** BEGIN Material provided **

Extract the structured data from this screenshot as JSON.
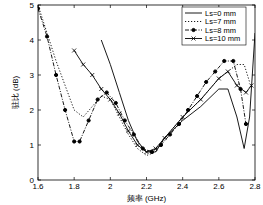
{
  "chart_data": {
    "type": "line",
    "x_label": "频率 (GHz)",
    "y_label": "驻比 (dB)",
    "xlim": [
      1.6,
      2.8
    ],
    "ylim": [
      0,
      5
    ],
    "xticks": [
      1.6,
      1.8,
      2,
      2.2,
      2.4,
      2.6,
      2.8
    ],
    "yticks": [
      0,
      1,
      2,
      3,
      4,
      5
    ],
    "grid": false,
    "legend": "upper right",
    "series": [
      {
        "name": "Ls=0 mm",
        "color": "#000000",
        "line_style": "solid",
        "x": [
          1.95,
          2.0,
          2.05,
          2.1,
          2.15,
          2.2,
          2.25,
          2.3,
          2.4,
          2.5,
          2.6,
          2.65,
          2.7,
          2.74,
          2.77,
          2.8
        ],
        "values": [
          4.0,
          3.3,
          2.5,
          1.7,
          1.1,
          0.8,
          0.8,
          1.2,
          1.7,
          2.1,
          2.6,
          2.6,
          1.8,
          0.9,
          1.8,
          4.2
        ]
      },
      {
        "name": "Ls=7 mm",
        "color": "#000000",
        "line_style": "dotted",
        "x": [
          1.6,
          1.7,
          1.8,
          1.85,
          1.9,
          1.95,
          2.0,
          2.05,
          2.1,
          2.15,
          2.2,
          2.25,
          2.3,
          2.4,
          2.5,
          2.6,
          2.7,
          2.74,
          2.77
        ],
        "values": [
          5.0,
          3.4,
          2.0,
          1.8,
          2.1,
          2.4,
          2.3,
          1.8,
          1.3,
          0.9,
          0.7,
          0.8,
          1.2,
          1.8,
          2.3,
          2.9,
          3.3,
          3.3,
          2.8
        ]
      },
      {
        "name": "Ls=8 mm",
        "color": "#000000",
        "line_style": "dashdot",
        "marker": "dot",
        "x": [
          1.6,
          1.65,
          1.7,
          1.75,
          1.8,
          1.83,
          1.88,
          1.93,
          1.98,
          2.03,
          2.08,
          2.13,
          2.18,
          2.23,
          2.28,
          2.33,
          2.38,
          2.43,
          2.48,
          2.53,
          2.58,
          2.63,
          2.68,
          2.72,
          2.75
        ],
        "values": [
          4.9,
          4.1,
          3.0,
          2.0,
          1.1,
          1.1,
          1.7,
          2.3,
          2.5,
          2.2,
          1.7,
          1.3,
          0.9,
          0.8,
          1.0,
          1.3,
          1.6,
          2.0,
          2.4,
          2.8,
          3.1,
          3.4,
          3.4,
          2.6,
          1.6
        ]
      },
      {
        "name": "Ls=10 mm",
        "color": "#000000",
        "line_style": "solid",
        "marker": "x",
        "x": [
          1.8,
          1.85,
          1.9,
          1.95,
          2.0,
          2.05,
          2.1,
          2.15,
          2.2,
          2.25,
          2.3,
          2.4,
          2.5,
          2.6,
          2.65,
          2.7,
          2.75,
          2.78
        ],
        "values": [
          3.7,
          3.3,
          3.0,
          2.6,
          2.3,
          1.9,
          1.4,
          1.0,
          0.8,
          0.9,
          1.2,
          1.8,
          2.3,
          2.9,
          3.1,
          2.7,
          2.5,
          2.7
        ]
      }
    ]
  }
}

** END Material provided **

Work to do - Repeat the lines above exactly, and keep every picture out.

Written solution -
Extract the structured data from this screenshot as JSON.
{
  "chart_data": {
    "type": "line",
    "x_label": "频率 (GHz)",
    "y_label": "驻比 (dB)",
    "xlim": [
      1.6,
      2.8
    ],
    "ylim": [
      0,
      5
    ],
    "xticks": [
      1.6,
      1.8,
      2,
      2.2,
      2.4,
      2.6,
      2.8
    ],
    "yticks": [
      0,
      1,
      2,
      3,
      4,
      5
    ],
    "grid": false,
    "legend": "upper right",
    "series": [
      {
        "name": "Ls=0 mm",
        "color": "#000000",
        "line_style": "solid",
        "x": [
          1.95,
          2.0,
          2.05,
          2.1,
          2.15,
          2.2,
          2.25,
          2.3,
          2.4,
          2.5,
          2.6,
          2.65,
          2.7,
          2.74,
          2.77,
          2.8
        ],
        "values": [
          4.0,
          3.3,
          2.5,
          1.7,
          1.1,
          0.8,
          0.8,
          1.2,
          1.7,
          2.1,
          2.6,
          2.6,
          1.8,
          0.9,
          1.8,
          4.2
        ]
      },
      {
        "name": "Ls=7 mm",
        "color": "#000000",
        "line_style": "dotted",
        "x": [
          1.6,
          1.7,
          1.8,
          1.85,
          1.9,
          1.95,
          2.0,
          2.05,
          2.1,
          2.15,
          2.2,
          2.25,
          2.3,
          2.4,
          2.5,
          2.6,
          2.7,
          2.74,
          2.77
        ],
        "values": [
          5.0,
          3.4,
          2.0,
          1.8,
          2.1,
          2.4,
          2.3,
          1.8,
          1.3,
          0.9,
          0.7,
          0.8,
          1.2,
          1.8,
          2.3,
          2.9,
          3.3,
          3.3,
          2.8
        ]
      },
      {
        "name": "Ls=8 mm",
        "color": "#000000",
        "line_style": "dashdot",
        "marker": "dot",
        "x": [
          1.6,
          1.65,
          1.7,
          1.75,
          1.8,
          1.83,
          1.88,
          1.93,
          1.98,
          2.03,
          2.08,
          2.13,
          2.18,
          2.23,
          2.28,
          2.33,
          2.38,
          2.43,
          2.48,
          2.53,
          2.58,
          2.63,
          2.68,
          2.72,
          2.75
        ],
        "values": [
          4.9,
          4.1,
          3.0,
          2.0,
          1.1,
          1.1,
          1.7,
          2.3,
          2.5,
          2.2,
          1.7,
          1.3,
          0.9,
          0.8,
          1.0,
          1.3,
          1.6,
          2.0,
          2.4,
          2.8,
          3.1,
          3.4,
          3.4,
          2.6,
          1.6
        ]
      },
      {
        "name": "Ls=10 mm",
        "color": "#000000",
        "line_style": "solid",
        "marker": "x",
        "x": [
          1.8,
          1.85,
          1.9,
          1.95,
          2.0,
          2.05,
          2.1,
          2.15,
          2.2,
          2.25,
          2.3,
          2.4,
          2.5,
          2.6,
          2.65,
          2.7,
          2.75,
          2.78
        ],
        "values": [
          3.7,
          3.3,
          3.0,
          2.6,
          2.3,
          1.9,
          1.4,
          1.0,
          0.8,
          0.9,
          1.2,
          1.8,
          2.3,
          2.9,
          3.1,
          2.7,
          2.5,
          2.7
        ]
      }
    ]
  }
}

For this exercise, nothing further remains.